**WORK REQUIRED:** Every record must be written out once more, with nothing added or omitted.

Data excerpts
▼

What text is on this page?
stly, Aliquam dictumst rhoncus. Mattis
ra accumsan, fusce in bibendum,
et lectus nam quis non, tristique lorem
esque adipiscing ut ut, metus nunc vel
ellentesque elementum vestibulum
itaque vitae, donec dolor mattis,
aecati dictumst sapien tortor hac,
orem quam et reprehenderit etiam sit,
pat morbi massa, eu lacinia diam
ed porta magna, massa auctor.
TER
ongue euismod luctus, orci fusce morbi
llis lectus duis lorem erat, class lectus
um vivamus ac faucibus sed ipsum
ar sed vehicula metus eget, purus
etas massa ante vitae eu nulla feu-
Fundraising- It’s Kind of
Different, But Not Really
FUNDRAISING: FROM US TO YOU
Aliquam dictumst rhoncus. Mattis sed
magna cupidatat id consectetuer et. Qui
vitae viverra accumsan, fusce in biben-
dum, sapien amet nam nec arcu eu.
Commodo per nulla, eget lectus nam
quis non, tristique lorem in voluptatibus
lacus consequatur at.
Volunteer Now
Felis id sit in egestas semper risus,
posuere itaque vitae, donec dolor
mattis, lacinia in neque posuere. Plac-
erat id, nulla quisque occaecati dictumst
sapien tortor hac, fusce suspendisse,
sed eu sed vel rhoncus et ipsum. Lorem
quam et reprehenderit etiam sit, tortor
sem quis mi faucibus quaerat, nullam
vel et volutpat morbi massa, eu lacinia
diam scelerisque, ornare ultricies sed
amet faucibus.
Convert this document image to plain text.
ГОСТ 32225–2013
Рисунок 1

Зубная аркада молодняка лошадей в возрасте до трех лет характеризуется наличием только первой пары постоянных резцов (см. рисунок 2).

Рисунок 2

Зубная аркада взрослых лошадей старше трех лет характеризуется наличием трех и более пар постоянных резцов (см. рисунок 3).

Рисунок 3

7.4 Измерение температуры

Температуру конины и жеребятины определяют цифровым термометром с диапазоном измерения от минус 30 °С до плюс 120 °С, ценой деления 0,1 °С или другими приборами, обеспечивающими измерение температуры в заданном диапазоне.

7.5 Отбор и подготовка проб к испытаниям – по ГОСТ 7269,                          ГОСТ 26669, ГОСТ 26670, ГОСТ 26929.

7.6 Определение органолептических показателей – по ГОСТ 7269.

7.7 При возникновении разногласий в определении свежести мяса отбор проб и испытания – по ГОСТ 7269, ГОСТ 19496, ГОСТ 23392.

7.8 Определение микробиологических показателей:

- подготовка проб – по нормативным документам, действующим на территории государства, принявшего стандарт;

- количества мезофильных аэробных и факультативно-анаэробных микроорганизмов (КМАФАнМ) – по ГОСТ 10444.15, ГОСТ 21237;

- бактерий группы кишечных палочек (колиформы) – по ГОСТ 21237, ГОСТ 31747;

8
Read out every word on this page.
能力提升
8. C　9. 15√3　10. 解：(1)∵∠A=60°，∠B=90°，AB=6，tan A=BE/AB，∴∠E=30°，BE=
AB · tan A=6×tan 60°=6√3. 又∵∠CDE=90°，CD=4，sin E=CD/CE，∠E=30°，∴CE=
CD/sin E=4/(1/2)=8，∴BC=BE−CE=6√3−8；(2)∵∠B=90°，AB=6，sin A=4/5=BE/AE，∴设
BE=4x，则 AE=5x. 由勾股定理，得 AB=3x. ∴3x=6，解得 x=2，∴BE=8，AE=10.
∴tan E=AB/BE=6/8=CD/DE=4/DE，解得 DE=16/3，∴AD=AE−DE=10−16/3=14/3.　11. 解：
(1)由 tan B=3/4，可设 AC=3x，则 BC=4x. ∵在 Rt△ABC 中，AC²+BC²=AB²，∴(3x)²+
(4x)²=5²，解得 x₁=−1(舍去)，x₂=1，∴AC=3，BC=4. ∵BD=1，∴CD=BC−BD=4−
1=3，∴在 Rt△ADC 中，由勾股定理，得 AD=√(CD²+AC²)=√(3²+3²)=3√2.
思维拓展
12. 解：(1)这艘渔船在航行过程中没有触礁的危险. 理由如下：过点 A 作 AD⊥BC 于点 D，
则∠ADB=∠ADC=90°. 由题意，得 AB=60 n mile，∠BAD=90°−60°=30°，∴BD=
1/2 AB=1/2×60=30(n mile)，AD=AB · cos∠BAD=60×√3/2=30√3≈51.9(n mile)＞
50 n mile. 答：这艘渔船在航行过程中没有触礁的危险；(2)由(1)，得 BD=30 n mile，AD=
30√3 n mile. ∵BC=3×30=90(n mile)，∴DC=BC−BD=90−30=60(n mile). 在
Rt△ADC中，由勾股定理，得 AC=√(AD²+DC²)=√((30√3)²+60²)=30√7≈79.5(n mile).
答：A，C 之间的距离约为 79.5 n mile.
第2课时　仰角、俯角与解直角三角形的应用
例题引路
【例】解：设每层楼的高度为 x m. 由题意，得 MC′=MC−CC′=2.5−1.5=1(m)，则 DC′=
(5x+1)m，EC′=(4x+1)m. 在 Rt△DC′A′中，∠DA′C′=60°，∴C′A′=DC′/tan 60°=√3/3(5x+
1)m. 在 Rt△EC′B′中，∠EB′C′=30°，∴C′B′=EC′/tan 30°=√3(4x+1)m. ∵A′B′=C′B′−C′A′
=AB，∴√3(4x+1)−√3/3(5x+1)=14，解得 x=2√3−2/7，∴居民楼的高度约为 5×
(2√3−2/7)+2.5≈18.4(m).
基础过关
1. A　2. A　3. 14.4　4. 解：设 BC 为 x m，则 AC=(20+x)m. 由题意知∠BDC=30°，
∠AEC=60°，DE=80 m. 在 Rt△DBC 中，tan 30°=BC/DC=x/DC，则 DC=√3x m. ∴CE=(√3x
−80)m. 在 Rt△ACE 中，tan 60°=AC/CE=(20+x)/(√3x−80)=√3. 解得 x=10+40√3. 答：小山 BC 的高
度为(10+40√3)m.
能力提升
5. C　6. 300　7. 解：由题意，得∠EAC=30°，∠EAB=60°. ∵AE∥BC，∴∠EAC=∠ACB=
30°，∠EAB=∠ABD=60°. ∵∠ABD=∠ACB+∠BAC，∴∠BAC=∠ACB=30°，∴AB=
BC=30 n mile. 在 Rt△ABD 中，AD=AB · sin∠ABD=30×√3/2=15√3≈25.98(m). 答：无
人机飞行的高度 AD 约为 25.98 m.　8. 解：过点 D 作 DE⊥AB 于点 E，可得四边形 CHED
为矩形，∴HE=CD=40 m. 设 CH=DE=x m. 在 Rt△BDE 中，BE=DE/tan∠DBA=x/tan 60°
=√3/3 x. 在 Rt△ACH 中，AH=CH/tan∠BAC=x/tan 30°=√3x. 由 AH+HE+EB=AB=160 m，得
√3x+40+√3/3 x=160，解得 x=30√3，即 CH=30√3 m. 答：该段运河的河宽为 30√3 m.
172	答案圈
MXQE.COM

▲

**RIGHT ANSWER:**
What text is on this page?
stly, Aliquam dictumst rhoncus. Mattis
ra accumsan, fusce in bibendum,
et lectus nam quis non, tristique lorem
esque adipiscing ut ut, metus nunc vel
ellentesque elementum vestibulum
itaque vitae, donec dolor mattis,
aecati dictumst sapien tortor hac,
orem quam et reprehenderit etiam sit,
pat morbi massa, eu lacinia diam
ed porta magna, massa auctor.
TER
ongue euismod luctus, orci fusce morbi
llis lectus duis lorem erat, class lectus
um vivamus ac faucibus sed ipsum
ar sed vehicula metus eget, purus
etas massa ante vitae eu nulla feu-
Fundraising- It’s Kind of
Different, But Not Really
FUNDRAISING: FROM US TO YOU
Aliquam dictumst rhoncus. Mattis sed
magna cupidatat id consectetuer et. Qui
vitae viverra accumsan, fusce in biben-
dum, sapien amet nam nec arcu eu.
Commodo per nulla, eget lectus nam
quis non, tristique lorem in voluptatibus
lacus consequatur at.
Volunteer Now
Felis id sit in egestas semper risus,
posuere itaque vitae, donec dolor
mattis, lacinia in neque posuere. Plac-
erat id, nulla quisque occaecati dictumst
sapien tortor hac, fusce suspendisse,
sed eu sed vel rhoncus et ipsum. Lorem
quam et reprehenderit etiam sit, tortor
sem quis mi faucibus quaerat, nullam
vel et volutpat morbi massa, eu lacinia
diam scelerisque, ornare ultricies sed
amet faucibus.
Convert this document image to plain text.
ГОСТ 32225–2013
Рисунок 1

Зубная аркада молодняка лошадей в возрасте до трех лет характеризуется наличием только первой пары постоянных резцов (см. рисунок 2).

Рисунок 2

Зубная аркада взрослых лошадей старше трех лет характеризуется наличием трех и более пар постоянных резцов (см. рисунок 3).

Рисунок 3

7.4 Измерение температуры

Температуру конины и жеребятины определяют цифровым термометром с диапазоном измерения от минус 30 °С до плюс 120 °С, ценой деления 0,1 °С или другими приборами, обеспечивающими измерение температуры в заданном диапазоне.

7.5 Отбор и подготовка проб к испытаниям – по ГОСТ 7269,                          ГОСТ 26669, ГОСТ 26670, ГОСТ 26929.

7.6 Определение органолептических показателей – по ГОСТ 7269.

7.7 При возникновении разногласий в определении свежести мяса отбор проб и испытания – по ГОСТ 7269, ГОСТ 19496, ГОСТ 23392.

7.8 Определение микробиологических показателей:

- подготовка проб – по нормативным документам, действующим на территории государства, принявшего стандарт;

- количества мезофильных аэробных и факультативно-анаэробных микроорганизмов (КМАФАнМ) – по ГОСТ 10444.15, ГОСТ 21237;

- бактерий группы кишечных палочек (колиформы) – по ГОСТ 21237, ГОСТ 31747;

8
Read out every word on this page.
能力提升
8. C　9. 15√3　10. 解：(1)∵∠A=60°，∠B=90°，AB=6，tan A=BE/AB，∴∠E=30°，BE=
AB · tan A=6×tan 60°=6√3. 又∵∠CDE=90°，CD=4，sin E=CD/CE，∠E=30°，∴CE=
CD/sin E=4/(1/2)=8，∴BC=BE−CE=6√3−8；(2)∵∠B=90°，AB=6，sin A=4/5=BE/AE，∴设
BE=4x，则 AE=5x. 由勾股定理，得 AB=3x. ∴3x=6，解得 x=2，∴BE=8，AE=10.
∴tan E=AB/BE=6/8=CD/DE=4/DE，解得 DE=16/3，∴AD=AE−DE=10−16/3=14/3.　11. 解：
(1)由 tan B=3/4，可设 AC=3x，则 BC=4x. ∵在 Rt△ABC 中，AC²+BC²=AB²，∴(3x)²+
(4x)²=5²，解得 x₁=−1(舍去)，x₂=1，∴AC=3，BC=4. ∵BD=1，∴CD=BC−BD=4−
1=3，∴在 Rt△ADC 中，由勾股定理，得 AD=√(CD²+AC²)=√(3²+3²)=3√2.
思维拓展
12. 解：(1)这艘渔船在航行过程中没有触礁的危险. 理由如下：过点 A 作 AD⊥BC 于点 D，
则∠ADB=∠ADC=90°. 由题意，得 AB=60 n mile，∠BAD=90°−60°=30°，∴BD=
1/2 AB=1/2×60=30(n mile)，AD=AB · cos∠BAD=60×√3/2=30√3≈51.9(n mile)＞
50 n mile. 答：这艘渔船在航行过程中没有触礁的危险；(2)由(1)，得 BD=30 n mile，AD=
30√3 n mile. ∵BC=3×30=90(n mile)，∴DC=BC−BD=90−30=60(n mile). 在
Rt△ADC中，由勾股定理，得 AC=√(AD²+DC²)=√((30√3)²+60²)=30√7≈79.5(n mile).
答：A，C 之间的距离约为 79.5 n mile.
第2课时　仰角、俯角与解直角三角形的应用
例题引路
【例】解：设每层楼的高度为 x m. 由题意，得 MC′=MC−CC′=2.5−1.5=1(m)，则 DC′=
(5x+1)m，EC′=(4x+1)m. 在 Rt△DC′A′中，∠DA′C′=60°，∴C′A′=DC′/tan 60°=√3/3(5x+
1)m. 在 Rt△EC′B′中，∠EB′C′=30°，∴C′B′=EC′/tan 30°=√3(4x+1)m. ∵A′B′=C′B′−C′A′
=AB，∴√3(4x+1)−√3/3(5x+1)=14，解得 x=2√3−2/7，∴居民楼的高度约为 5×
(2√3−2/7)+2.5≈18.4(m).
基础过关
1. A　2. A　3. 14.4　4. 解：设 BC 为 x m，则 AC=(20+x)m. 由题意知∠BDC=30°，
∠AEC=60°，DE=80 m. 在 Rt△DBC 中，tan 30°=BC/DC=x/DC，则 DC=√3x m. ∴CE=(√3x
−80)m. 在 Rt△ACE 中，tan 60°=AC/CE=(20+x)/(√3x−80)=√3. 解得 x=10+40√3. 答：小山 BC 的高
度为(10+40√3)m.
能力提升
5. C　6. 300　7. 解：由题意，得∠EAC=30°，∠EAB=60°. ∵AE∥BC，∴∠EAC=∠ACB=
30°，∠EAB=∠ABD=60°. ∵∠ABD=∠ACB+∠BAC，∴∠BAC=∠ACB=30°，∴AB=
BC=30 n mile. 在 Rt△ABD 中，AD=AB · sin∠ABD=30×√3/2=15√3≈25.98(m). 答：无
人机飞行的高度 AD 约为 25.98 m.　8. 解：过点 D 作 DE⊥AB 于点 E，可得四边形 CHED
为矩形，∴HE=CD=40 m. 设 CH=DE=x m. 在 Rt△BDE 中，BE=DE/tan∠DBA=x/tan 60°
=√3/3 x. 在 Rt△ACH 中，AH=CH/tan∠BAC=x/tan 30°=√3x. 由 AH+HE+EB=AB=160 m，得
√3x+40+√3/3 x=160，解得 x=30√3，即 CH=30√3 m. 答：该段运河的河宽为 30√3 m.
172	答案圈
MXQE.COM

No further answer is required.